%%

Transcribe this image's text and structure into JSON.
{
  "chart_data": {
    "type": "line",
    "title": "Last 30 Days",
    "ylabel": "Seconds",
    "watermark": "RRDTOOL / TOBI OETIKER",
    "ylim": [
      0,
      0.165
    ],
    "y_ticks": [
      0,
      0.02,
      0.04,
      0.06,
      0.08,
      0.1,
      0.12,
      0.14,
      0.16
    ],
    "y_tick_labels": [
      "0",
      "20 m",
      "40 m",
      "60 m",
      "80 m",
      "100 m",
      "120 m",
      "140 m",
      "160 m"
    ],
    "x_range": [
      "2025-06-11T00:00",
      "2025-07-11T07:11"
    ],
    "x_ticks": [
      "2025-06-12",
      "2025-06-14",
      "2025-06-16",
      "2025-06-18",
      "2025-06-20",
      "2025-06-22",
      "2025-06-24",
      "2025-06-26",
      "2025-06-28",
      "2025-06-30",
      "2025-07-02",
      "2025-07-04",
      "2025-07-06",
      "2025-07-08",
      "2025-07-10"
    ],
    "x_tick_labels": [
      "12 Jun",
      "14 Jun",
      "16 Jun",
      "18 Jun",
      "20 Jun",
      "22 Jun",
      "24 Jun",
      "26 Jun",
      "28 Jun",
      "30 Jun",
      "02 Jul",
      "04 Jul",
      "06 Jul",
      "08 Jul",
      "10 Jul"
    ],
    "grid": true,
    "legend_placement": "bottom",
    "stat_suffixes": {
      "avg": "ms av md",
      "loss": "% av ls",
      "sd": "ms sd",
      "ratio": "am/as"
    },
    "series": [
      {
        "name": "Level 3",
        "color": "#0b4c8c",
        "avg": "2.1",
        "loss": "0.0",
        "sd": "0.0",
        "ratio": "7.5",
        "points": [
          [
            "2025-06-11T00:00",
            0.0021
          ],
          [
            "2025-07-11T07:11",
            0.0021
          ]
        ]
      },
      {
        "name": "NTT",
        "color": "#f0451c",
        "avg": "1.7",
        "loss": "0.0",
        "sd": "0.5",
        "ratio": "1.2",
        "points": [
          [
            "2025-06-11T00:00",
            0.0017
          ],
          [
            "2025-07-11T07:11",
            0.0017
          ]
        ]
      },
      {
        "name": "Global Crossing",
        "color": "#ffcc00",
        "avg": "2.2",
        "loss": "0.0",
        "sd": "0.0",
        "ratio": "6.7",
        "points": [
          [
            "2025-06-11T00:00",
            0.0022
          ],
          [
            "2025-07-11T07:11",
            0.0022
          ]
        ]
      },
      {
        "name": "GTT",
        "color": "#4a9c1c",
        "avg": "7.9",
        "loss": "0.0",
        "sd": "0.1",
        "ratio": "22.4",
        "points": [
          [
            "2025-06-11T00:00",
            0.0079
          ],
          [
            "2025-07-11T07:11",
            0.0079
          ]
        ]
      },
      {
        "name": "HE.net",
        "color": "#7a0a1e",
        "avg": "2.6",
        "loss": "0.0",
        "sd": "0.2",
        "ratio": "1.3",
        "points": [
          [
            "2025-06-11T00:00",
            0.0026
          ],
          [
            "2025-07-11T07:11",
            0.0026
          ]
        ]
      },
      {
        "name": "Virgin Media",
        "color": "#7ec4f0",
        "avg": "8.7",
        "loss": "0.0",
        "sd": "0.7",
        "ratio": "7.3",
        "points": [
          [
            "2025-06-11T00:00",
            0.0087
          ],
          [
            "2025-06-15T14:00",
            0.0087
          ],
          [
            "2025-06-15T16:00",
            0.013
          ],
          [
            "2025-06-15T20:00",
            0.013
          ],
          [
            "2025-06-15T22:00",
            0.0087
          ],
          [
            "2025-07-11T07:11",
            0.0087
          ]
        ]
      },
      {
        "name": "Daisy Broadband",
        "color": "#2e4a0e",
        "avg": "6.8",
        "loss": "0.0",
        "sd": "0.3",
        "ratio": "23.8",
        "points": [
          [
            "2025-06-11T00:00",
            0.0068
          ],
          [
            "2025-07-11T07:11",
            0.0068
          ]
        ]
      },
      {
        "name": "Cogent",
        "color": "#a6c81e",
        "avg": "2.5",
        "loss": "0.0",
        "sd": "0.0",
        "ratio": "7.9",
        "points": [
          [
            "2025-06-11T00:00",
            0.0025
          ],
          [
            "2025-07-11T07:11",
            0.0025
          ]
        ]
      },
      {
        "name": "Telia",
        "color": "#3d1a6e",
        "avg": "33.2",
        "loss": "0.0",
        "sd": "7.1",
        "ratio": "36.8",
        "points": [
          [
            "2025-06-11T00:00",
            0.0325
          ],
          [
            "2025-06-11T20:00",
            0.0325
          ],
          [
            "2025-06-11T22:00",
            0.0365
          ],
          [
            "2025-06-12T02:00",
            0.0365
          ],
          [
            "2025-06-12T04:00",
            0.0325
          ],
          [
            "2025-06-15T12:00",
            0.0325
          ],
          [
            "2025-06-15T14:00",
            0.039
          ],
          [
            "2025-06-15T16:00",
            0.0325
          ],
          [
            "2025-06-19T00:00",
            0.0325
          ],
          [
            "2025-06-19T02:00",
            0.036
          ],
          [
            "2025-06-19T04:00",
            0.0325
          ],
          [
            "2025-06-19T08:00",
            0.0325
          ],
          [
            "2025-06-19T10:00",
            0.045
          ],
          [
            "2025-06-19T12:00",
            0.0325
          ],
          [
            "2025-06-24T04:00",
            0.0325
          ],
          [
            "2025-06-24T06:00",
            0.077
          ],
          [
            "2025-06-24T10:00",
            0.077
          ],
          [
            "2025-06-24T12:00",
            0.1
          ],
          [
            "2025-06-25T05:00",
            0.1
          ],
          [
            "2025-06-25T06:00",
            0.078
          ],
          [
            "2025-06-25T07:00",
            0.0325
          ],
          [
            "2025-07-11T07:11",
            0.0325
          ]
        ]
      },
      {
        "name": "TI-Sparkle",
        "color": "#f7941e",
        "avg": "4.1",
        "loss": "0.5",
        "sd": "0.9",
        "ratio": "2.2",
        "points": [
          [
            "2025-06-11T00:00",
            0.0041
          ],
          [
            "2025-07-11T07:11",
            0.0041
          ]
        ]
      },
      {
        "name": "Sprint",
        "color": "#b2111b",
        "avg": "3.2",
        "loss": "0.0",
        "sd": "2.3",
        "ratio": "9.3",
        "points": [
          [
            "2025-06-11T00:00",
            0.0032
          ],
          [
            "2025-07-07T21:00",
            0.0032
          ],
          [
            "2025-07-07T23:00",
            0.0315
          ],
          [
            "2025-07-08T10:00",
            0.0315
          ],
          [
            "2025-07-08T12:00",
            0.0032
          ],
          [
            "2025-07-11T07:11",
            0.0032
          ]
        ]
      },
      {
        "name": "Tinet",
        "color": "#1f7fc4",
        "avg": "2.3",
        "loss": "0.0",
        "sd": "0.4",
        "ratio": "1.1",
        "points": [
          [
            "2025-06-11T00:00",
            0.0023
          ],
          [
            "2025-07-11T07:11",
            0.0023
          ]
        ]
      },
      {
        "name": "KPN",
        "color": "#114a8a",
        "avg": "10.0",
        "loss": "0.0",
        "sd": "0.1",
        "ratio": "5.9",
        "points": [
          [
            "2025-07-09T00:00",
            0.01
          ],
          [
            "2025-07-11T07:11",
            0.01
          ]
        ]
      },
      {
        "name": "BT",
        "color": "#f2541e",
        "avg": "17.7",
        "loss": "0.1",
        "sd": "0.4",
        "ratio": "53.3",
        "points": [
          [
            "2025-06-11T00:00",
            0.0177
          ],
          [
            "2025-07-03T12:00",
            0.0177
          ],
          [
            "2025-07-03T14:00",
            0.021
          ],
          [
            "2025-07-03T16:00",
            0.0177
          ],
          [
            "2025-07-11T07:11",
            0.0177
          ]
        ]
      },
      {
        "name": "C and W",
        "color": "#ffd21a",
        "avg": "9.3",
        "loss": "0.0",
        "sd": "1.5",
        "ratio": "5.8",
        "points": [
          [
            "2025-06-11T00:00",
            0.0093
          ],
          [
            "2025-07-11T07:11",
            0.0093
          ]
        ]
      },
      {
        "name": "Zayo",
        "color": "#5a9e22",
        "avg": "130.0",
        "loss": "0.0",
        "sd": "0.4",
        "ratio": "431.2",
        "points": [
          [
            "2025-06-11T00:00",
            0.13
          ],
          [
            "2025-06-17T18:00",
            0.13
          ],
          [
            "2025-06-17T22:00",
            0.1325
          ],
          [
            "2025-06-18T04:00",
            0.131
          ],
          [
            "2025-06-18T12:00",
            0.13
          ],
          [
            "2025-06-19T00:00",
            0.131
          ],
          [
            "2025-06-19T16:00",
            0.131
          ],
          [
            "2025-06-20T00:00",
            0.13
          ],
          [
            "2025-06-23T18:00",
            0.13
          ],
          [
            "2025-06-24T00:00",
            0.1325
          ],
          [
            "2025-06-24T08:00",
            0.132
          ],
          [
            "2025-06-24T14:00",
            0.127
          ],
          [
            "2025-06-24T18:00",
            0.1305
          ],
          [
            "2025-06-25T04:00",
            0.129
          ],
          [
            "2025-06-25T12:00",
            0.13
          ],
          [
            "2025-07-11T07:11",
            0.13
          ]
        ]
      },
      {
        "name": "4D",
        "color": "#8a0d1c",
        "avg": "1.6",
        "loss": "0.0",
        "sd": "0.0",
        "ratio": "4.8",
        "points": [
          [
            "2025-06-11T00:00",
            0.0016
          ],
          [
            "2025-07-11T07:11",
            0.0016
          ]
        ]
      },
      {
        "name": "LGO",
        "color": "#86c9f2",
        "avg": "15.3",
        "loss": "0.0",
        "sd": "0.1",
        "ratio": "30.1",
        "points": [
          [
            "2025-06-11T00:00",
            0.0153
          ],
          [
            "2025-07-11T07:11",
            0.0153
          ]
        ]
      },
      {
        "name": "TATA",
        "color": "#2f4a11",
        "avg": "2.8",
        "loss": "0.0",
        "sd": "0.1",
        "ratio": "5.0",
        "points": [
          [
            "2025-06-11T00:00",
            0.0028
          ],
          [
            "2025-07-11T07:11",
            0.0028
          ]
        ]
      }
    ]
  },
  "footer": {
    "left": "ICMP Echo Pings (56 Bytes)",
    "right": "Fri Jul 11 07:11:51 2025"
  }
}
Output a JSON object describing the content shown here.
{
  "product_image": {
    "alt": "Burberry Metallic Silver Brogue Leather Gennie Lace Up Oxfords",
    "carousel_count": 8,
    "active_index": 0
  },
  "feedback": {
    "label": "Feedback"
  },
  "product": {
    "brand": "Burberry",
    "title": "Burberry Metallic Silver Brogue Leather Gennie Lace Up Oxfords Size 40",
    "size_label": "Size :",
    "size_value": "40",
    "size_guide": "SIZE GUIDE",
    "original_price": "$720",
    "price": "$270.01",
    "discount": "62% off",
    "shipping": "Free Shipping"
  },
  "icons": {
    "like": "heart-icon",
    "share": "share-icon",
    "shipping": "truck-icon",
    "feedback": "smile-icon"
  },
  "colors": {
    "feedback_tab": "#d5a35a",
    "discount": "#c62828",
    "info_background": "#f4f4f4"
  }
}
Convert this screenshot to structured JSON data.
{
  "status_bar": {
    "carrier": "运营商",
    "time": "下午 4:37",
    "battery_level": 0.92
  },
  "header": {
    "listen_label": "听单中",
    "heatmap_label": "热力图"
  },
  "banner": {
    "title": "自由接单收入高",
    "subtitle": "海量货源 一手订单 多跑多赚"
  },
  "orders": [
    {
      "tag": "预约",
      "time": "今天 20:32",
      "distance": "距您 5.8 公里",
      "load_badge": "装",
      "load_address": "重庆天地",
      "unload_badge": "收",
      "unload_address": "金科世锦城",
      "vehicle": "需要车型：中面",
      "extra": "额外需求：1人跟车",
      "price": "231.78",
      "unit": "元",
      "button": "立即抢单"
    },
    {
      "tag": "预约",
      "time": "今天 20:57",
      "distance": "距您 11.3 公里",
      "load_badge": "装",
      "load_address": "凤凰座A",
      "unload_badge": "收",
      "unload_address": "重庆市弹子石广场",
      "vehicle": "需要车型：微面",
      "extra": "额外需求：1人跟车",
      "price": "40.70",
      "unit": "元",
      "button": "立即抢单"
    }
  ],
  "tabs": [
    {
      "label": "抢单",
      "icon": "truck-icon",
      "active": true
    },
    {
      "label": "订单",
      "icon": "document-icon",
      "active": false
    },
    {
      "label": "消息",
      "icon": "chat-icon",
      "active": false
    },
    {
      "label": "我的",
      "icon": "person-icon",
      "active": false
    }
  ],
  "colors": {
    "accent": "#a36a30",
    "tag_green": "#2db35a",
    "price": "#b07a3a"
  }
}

%%

| WHAT IS EXPECTED |
Copy out every line of the data that includes the word "Silver".

| ANSWER FOR THE TASK |
    "alt": "Burberry Metallic Silver Brogue Leather Gennie Lace Up Oxfords",
    "title": "Burberry Metallic Silver Brogue Leather Gennie Lace Up Oxfords Size 40",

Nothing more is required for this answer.